### EXERCISE DESCRIPTION
Would you transcribe the whole listing exactly, minus its pictures?

A block of data
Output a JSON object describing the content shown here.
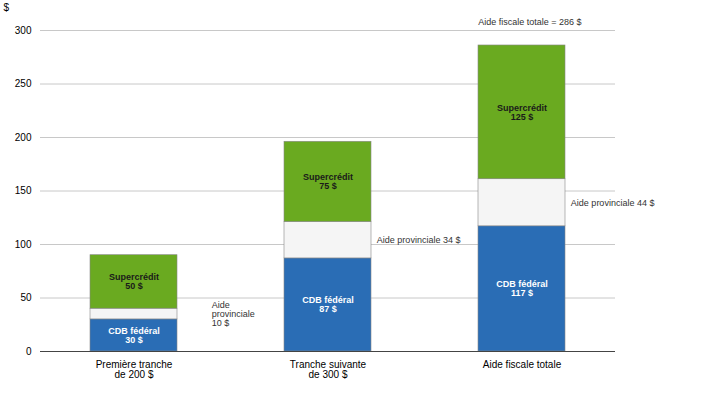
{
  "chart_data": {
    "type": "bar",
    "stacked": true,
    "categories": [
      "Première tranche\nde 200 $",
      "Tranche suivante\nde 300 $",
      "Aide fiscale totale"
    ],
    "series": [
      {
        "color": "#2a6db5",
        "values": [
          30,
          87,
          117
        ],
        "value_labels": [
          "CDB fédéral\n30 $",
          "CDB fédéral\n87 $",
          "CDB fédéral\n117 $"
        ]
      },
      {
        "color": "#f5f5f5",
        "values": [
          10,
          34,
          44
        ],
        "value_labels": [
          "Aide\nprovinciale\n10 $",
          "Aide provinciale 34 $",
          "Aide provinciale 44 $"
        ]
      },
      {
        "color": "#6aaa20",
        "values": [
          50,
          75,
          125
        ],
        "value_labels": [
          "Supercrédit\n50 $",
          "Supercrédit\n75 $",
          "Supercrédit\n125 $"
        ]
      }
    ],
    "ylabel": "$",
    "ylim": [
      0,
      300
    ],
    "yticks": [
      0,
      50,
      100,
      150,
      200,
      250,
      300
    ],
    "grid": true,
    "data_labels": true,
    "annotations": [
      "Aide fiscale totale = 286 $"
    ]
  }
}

### WRITTEN ANSWER
Output a JSON object describing the content shown here.
{
  "chart_data": {
    "type": "bar",
    "stacked": true,
    "categories": [
      "Première tranche\nde 200 $",
      "Tranche suivante\nde 300 $",
      "Aide fiscale totale"
    ],
    "series": [
      {
        "color": "#2a6db5",
        "values": [
          30,
          87,
          117
        ],
        "value_labels": [
          "CDB fédéral\n30 $",
          "CDB fédéral\n87 $",
          "CDB fédéral\n117 $"
        ]
      },
      {
        "color": "#f5f5f5",
        "values": [
          10,
          34,
          44
        ],
        "value_labels": [
          "Aide\nprovinciale\n10 $",
          "Aide provinciale 34 $",
          "Aide provinciale 44 $"
        ]
      },
      {
        "color": "#6aaa20",
        "values": [
          50,
          75,
          125
        ],
        "value_labels": [
          "Supercrédit\n50 $",
          "Supercrédit\n75 $",
          "Supercrédit\n125 $"
        ]
      }
    ],
    "ylabel": "$",
    "ylim": [
      0,
      300
    ],
    "yticks": [
      0,
      50,
      100,
      150,
      200,
      250,
      300
    ],
    "grid": true,
    "data_labels": true,
    "annotations": [
      "Aide fiscale totale = 286 $"
    ]
  }
}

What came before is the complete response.